--- MATERIAL PROVIDED ---
....................

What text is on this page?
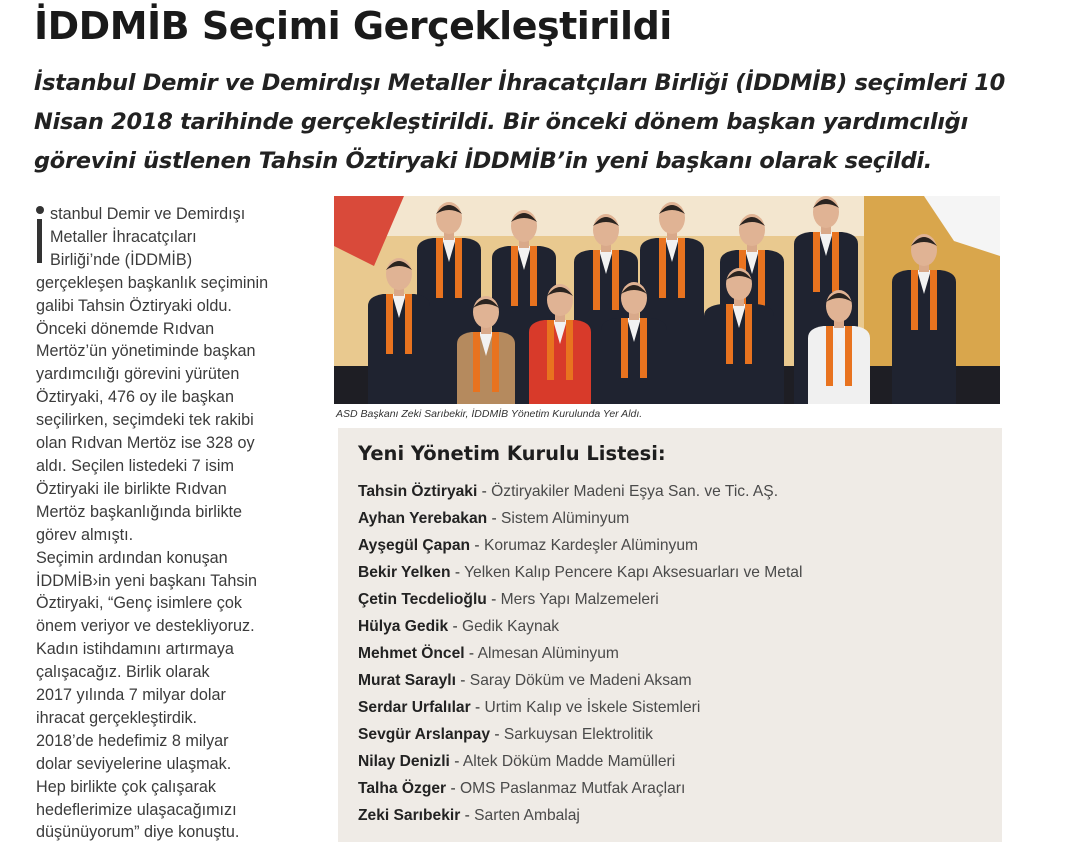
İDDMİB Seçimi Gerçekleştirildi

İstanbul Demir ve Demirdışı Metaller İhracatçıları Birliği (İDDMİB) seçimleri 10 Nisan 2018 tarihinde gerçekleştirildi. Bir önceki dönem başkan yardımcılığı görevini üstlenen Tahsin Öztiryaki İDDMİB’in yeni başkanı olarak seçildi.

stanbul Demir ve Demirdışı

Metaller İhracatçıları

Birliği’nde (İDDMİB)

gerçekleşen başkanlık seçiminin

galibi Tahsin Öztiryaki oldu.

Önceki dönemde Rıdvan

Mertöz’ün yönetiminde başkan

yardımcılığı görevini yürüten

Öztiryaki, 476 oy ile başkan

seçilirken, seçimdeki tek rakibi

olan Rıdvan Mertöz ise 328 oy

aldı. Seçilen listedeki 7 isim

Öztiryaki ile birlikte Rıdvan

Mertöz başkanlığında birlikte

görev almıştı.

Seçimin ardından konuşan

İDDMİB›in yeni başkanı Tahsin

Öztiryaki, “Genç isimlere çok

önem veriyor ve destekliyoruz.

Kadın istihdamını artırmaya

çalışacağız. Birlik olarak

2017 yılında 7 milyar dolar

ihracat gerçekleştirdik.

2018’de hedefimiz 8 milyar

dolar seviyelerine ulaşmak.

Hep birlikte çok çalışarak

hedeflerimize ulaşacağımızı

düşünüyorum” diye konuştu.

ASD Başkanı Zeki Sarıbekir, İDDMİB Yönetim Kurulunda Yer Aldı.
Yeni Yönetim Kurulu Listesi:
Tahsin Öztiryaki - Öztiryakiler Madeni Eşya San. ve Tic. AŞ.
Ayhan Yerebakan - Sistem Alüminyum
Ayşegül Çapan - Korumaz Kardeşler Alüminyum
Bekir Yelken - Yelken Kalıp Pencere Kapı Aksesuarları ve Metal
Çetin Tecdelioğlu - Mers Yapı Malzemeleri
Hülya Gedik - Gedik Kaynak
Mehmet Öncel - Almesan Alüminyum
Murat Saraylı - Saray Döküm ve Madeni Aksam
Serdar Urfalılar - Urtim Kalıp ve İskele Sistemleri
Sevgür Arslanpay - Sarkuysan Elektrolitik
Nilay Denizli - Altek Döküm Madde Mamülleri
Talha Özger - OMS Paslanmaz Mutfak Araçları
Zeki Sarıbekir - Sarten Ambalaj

....................

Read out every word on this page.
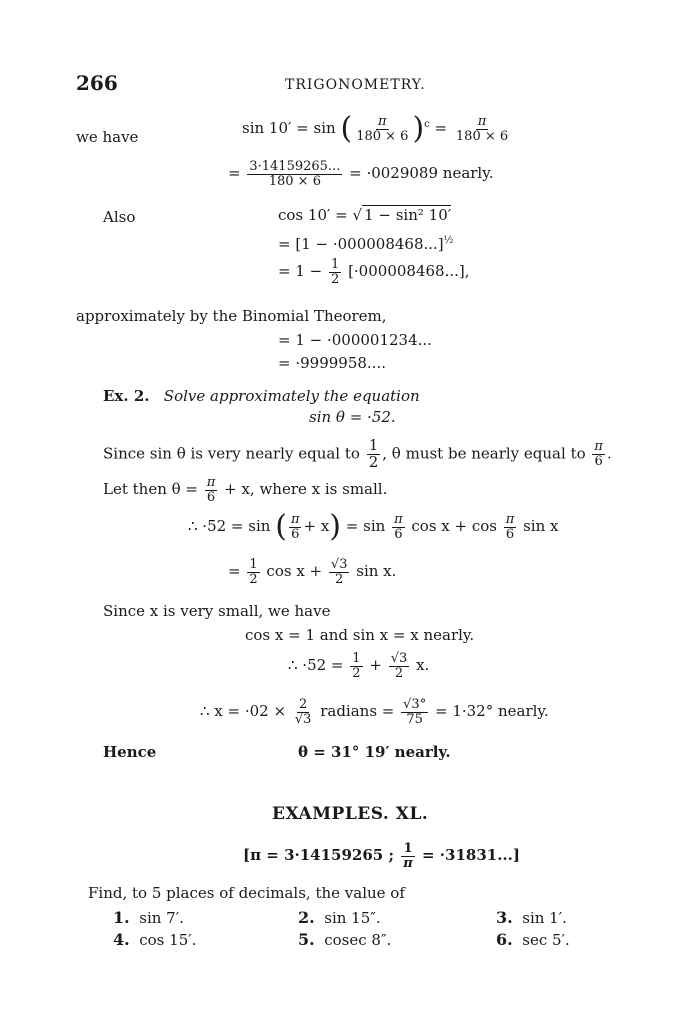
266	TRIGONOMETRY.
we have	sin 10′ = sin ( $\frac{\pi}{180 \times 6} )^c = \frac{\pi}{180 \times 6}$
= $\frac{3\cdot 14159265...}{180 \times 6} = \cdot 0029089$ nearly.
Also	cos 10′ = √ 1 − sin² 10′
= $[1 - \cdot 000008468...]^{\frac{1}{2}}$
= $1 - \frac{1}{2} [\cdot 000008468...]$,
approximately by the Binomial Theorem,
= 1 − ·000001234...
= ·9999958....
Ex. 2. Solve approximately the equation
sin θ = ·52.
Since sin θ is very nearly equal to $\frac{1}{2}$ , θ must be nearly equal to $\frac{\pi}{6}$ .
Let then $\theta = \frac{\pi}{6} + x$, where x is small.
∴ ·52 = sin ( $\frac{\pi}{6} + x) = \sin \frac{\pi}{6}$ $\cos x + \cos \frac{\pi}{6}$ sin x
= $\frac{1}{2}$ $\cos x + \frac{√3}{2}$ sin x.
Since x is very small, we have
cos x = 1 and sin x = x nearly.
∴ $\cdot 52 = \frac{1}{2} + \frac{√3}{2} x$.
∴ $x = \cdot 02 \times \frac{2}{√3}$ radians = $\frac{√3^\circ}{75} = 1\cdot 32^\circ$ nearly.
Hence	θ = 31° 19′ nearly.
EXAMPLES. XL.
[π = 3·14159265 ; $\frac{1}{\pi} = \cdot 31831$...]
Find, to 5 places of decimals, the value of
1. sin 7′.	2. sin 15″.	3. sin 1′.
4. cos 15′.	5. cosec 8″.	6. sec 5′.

....................

--- STATED TASK ---
Collect every line with the string "Kalıp" from the records, and copy each.

--- ANSWER ---
Bekir Yelken - Yelken Kalıp Pencere Kapı Aksesuarları ve Metal
Serdar Urfalılar - Urtim Kalıp ve İskele Sistemleri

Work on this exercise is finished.